--- start of Data in this exercise ---

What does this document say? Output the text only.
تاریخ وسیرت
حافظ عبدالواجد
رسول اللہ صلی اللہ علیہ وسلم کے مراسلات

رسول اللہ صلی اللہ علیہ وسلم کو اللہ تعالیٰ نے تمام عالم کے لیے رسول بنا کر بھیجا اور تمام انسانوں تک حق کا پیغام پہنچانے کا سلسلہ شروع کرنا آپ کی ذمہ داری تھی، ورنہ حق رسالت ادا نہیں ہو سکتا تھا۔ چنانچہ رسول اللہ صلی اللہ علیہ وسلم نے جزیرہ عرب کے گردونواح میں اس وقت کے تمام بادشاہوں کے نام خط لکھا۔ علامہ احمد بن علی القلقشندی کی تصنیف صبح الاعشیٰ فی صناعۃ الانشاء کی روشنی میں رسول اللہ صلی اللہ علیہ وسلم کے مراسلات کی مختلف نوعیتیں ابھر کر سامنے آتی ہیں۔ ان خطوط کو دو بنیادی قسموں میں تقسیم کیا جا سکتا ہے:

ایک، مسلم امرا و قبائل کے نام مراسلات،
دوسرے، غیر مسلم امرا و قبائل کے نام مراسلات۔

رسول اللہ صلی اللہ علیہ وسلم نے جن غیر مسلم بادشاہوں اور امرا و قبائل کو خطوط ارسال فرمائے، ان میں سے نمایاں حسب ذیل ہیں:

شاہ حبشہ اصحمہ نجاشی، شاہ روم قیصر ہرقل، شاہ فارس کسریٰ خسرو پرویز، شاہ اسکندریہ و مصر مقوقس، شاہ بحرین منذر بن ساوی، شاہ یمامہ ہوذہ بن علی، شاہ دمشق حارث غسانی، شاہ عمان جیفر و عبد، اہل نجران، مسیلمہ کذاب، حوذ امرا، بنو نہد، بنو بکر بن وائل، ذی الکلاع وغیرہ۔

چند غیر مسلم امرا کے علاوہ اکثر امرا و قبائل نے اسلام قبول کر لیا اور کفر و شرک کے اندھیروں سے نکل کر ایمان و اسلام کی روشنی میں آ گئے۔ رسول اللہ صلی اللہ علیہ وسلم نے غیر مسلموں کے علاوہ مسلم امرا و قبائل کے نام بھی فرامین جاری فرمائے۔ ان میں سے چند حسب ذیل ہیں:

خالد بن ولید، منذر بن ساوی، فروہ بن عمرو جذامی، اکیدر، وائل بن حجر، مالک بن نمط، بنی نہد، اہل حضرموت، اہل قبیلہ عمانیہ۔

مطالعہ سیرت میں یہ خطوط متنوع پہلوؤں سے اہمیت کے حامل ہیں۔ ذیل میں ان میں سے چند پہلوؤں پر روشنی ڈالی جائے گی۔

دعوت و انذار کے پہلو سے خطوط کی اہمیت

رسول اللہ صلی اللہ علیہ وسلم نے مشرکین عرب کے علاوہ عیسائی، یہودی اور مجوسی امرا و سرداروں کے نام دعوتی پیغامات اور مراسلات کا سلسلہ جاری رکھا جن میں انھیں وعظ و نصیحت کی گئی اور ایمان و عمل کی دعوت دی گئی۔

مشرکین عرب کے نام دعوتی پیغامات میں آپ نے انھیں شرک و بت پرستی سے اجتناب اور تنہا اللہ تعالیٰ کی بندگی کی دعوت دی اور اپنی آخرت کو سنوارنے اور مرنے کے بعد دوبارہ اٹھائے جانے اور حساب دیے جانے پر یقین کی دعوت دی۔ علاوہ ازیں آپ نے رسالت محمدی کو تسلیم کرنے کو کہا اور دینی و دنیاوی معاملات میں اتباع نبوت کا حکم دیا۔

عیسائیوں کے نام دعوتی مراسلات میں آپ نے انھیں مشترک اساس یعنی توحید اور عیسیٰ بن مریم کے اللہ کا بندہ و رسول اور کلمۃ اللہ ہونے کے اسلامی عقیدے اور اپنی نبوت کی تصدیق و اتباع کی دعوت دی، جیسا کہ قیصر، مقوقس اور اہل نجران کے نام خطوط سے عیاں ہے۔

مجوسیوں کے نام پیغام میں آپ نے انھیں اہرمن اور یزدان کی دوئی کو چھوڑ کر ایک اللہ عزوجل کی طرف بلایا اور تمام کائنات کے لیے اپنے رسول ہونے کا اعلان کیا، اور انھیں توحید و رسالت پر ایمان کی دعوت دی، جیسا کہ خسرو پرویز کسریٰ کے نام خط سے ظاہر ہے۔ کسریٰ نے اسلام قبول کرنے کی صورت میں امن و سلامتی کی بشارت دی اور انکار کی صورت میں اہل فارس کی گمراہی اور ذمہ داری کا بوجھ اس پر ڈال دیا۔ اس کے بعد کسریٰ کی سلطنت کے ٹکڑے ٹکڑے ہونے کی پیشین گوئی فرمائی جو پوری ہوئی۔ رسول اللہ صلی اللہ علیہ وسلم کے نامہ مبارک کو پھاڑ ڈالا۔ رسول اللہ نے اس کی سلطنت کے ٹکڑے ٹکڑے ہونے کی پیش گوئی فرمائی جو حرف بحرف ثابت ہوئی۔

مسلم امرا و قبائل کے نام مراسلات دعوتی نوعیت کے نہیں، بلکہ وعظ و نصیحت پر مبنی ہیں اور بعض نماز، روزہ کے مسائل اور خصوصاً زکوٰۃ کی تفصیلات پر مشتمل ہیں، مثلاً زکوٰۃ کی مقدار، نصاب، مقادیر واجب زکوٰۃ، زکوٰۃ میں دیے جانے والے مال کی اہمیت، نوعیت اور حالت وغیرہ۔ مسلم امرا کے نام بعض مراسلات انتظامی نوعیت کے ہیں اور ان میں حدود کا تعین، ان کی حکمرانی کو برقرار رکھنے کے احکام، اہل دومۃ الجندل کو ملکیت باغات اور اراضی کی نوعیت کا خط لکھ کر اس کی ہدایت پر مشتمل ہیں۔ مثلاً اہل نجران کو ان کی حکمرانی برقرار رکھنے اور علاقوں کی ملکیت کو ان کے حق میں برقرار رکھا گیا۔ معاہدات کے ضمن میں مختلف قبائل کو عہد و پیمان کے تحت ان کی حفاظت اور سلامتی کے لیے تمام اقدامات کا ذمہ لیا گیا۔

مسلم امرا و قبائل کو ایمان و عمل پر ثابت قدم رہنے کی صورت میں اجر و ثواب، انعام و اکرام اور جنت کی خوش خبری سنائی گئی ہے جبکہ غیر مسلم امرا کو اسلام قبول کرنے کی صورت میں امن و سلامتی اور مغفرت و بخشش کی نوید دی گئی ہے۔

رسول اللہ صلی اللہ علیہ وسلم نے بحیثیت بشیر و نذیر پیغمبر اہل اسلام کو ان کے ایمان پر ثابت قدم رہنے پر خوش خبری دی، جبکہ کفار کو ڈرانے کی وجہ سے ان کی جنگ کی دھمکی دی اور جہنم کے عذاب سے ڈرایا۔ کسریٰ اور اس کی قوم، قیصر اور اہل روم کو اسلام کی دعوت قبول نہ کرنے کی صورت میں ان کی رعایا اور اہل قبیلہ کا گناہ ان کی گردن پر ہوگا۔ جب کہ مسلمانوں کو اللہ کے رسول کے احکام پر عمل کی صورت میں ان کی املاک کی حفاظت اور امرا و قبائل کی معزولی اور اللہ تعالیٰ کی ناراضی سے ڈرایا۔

--- end of Data in this exercise ---

Instruction: The word "منذر" appears in how many lines of the records? Give the number only.

Final result: 2